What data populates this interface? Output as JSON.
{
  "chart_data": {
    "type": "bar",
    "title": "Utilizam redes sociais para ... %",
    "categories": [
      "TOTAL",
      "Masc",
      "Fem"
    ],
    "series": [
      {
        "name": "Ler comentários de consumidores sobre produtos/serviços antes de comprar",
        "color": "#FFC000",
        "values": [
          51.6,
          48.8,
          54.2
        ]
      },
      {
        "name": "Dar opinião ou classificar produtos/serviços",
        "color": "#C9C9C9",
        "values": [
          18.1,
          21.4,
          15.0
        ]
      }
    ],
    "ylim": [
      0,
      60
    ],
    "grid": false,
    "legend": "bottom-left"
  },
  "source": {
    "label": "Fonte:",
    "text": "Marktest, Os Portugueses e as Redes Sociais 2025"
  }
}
########
> **What to do**: Exactly reproduce every record.

> **Task result**:
What data populates this interface? Output as JSON.
{
  "chart_data": {
    "type": "bar",
    "title": "Utilizam redes sociais para ... %",
    "categories": [
      "TOTAL",
      "Masc",
      "Fem"
    ],
    "series": [
      {
        "name": "Ler comentários de consumidores sobre produtos/serviços antes de comprar",
        "color": "#FFC000",
        "values": [
          51.6,
          48.8,
          54.2
        ]
      },
      {
        "name": "Dar opinião ou classificar produtos/serviços",
        "color": "#C9C9C9",
        "values": [
          18.1,
          21.4,
          15.0
        ]
      }
    ],
    "ylim": [
      0,
      60
    ],
    "grid": false,
    "legend": "bottom-left"
  },
  "source": {
    "label": "Fonte:",
    "text": "Marktest, Os Portugueses e as Redes Sociais 2025"
  }
}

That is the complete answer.